> [What is needed]: Transcribe the records that follow exactly. Skip the pictures.

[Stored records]
— begin —

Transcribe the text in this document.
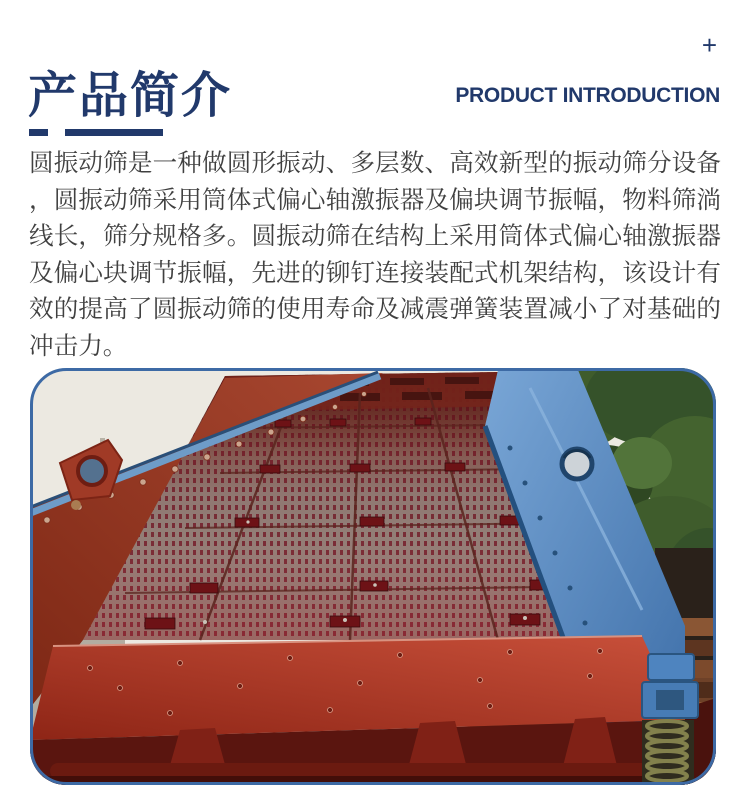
产品简介
+
PRODUCT INTRODUCTION

圆振动筛是一种做圆形振动、多层数、高效新型的振动筛分设备，圆振动筛采用筒体式偏心轴激振器及偏块调节振幅，物料筛淌线长，筛分规格多。圆振动筛在结构上采用筒体式偏心轴激振器及偏心块调节振幅，先进的铆钉连接装配式机架结构，该设计有效的提高了圆振动筛的使用寿命及减震弹簧装置减小了对基础的冲击力。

— end —

> [Solution to this exercise]:
Transcribe the text in this document.
产品简介
+
PRODUCT INTRODUCTION

圆振动筛是一种做圆形振动、多层数、高效新型的振动筛分设备，圆振动筛采用筒体式偏心轴激振器及偏块调节振幅，物料筛淌线长，筛分规格多。圆振动筛在结构上采用筒体式偏心轴激振器及偏心块调节振幅，先进的铆钉连接装配式机架结构，该设计有效的提高了圆振动筛的使用寿命及减震弹簧装置减小了对基础的冲击力。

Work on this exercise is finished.